◆ EXERCISE DIRECTIONS ◆
Copy out the lines that have "duration" in them.

◆ DATA FOR THIS EXERCISE ◆
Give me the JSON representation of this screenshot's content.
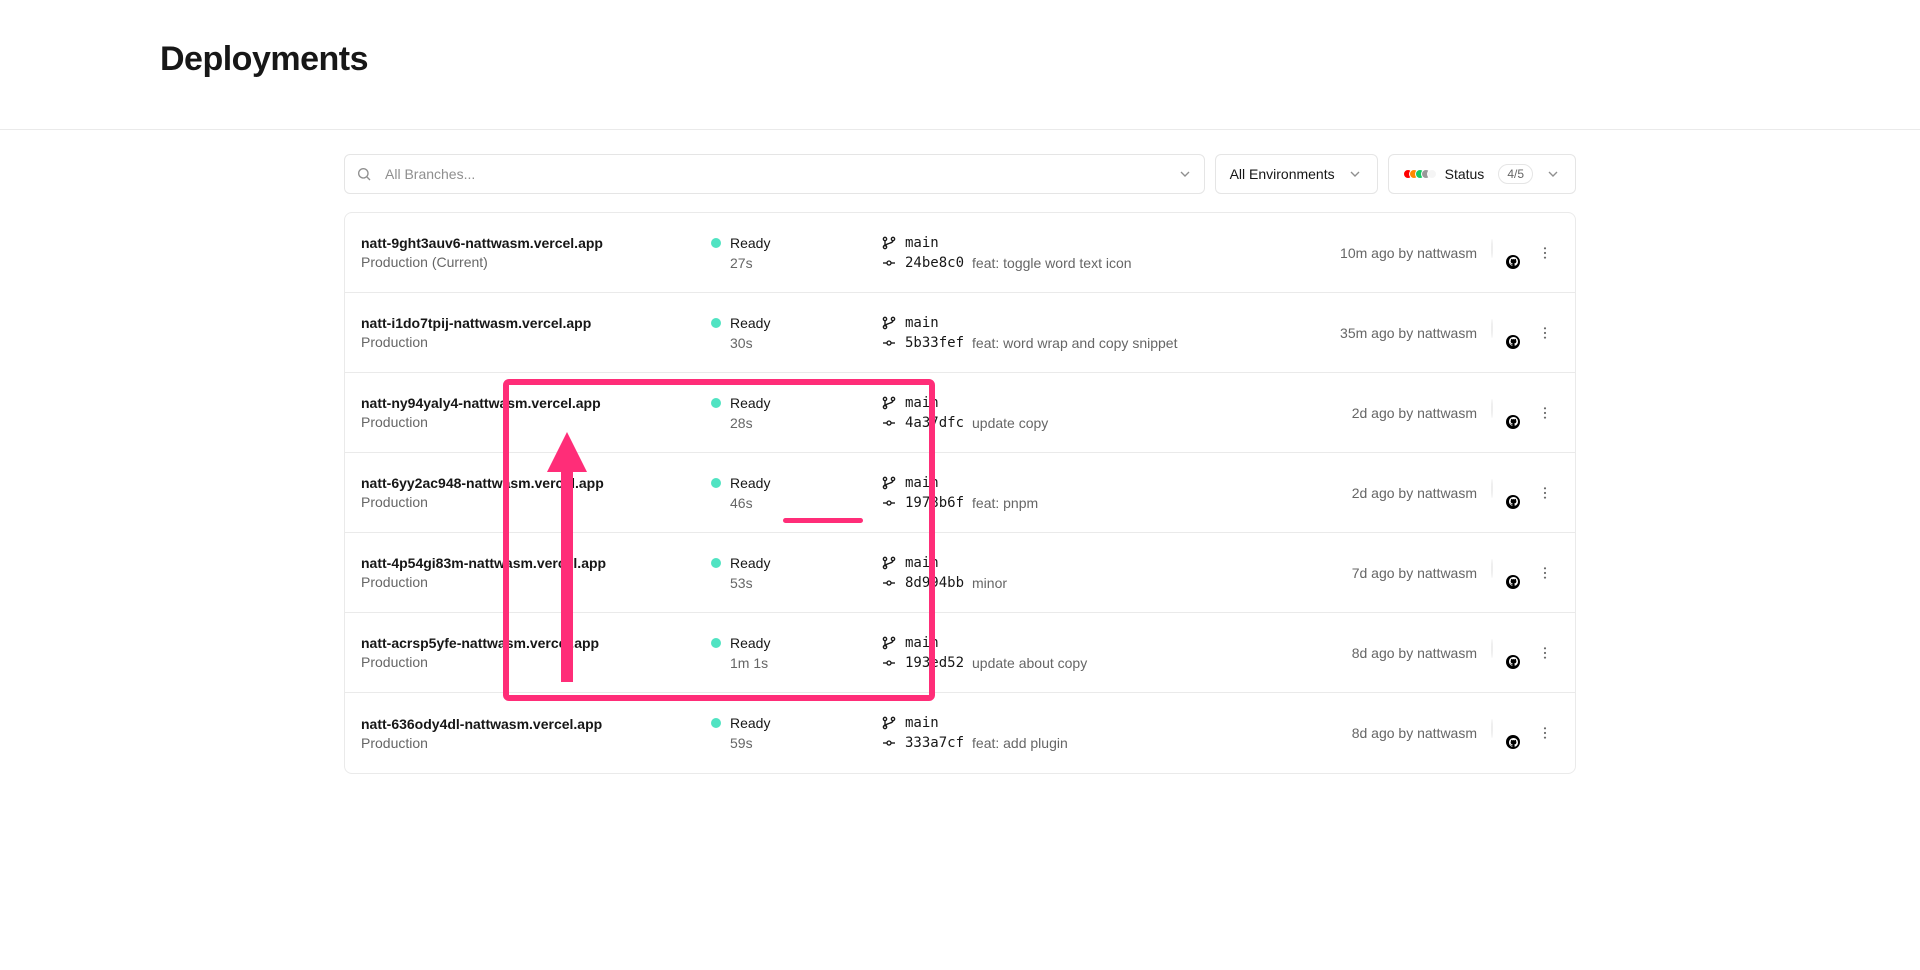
{
  "page": {
    "title": "Deployments"
  },
  "filters": {
    "search_placeholder": "All Branches...",
    "environments_label": "All Environments",
    "status_label": "Status",
    "status_count": "4/5",
    "status_colors": [
      "#ff0000",
      "#ff8a00",
      "#17c964",
      "#999999",
      "#f5f5f5"
    ]
  },
  "deployments": [
    {
      "url": "natt-9ght3auv6-nattwasm.vercel.app",
      "env": "Production (Current)",
      "status": "Ready",
      "duration": "27s",
      "branch": "main",
      "sha": "24be8c0",
      "message": "feat: toggle word text icon",
      "ago": "10m ago by nattwasm"
    },
    {
      "url": "natt-i1do7tpij-nattwasm.vercel.app",
      "env": "Production",
      "status": "Ready",
      "duration": "30s",
      "branch": "main",
      "sha": "5b33fef",
      "message": "feat: word wrap and copy snippet",
      "ago": "35m ago by nattwasm"
    },
    {
      "url": "natt-ny94yaly4-nattwasm.vercel.app",
      "env": "Production",
      "status": "Ready",
      "duration": "28s",
      "branch": "main",
      "sha": "4a37dfc",
      "message": "update copy",
      "ago": "2d ago by nattwasm"
    },
    {
      "url": "natt-6yy2ac948-nattwasm.vercel.app",
      "env": "Production",
      "status": "Ready",
      "duration": "46s",
      "branch": "main",
      "sha": "1978b6f",
      "message": "feat: pnpm",
      "ago": "2d ago by nattwasm"
    },
    {
      "url": "natt-4p54gi83m-nattwasm.vercel.app",
      "env": "Production",
      "status": "Ready",
      "duration": "53s",
      "branch": "main",
      "sha": "8d994bb",
      "message": "minor",
      "ago": "7d ago by nattwasm"
    },
    {
      "url": "natt-acrsp5yfe-nattwasm.vercel.app",
      "env": "Production",
      "status": "Ready",
      "duration": "1m 1s",
      "branch": "main",
      "sha": "193ed52",
      "message": "update about copy",
      "ago": "8d ago by nattwasm"
    },
    {
      "url": "natt-636ody4dl-nattwasm.vercel.app",
      "env": "Production",
      "status": "Ready",
      "duration": "59s",
      "branch": "main",
      "sha": "333a7cf",
      "message": "feat: add plugin",
      "ago": "8d ago by nattwasm"
    }
  ]
}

◆ FULL ANSWER ◆
      "duration": "27s",
      "duration": "30s",
      "duration": "28s",
      "duration": "46s",
      "duration": "53s",
      "duration": "1m 1s",
      "duration": "59s",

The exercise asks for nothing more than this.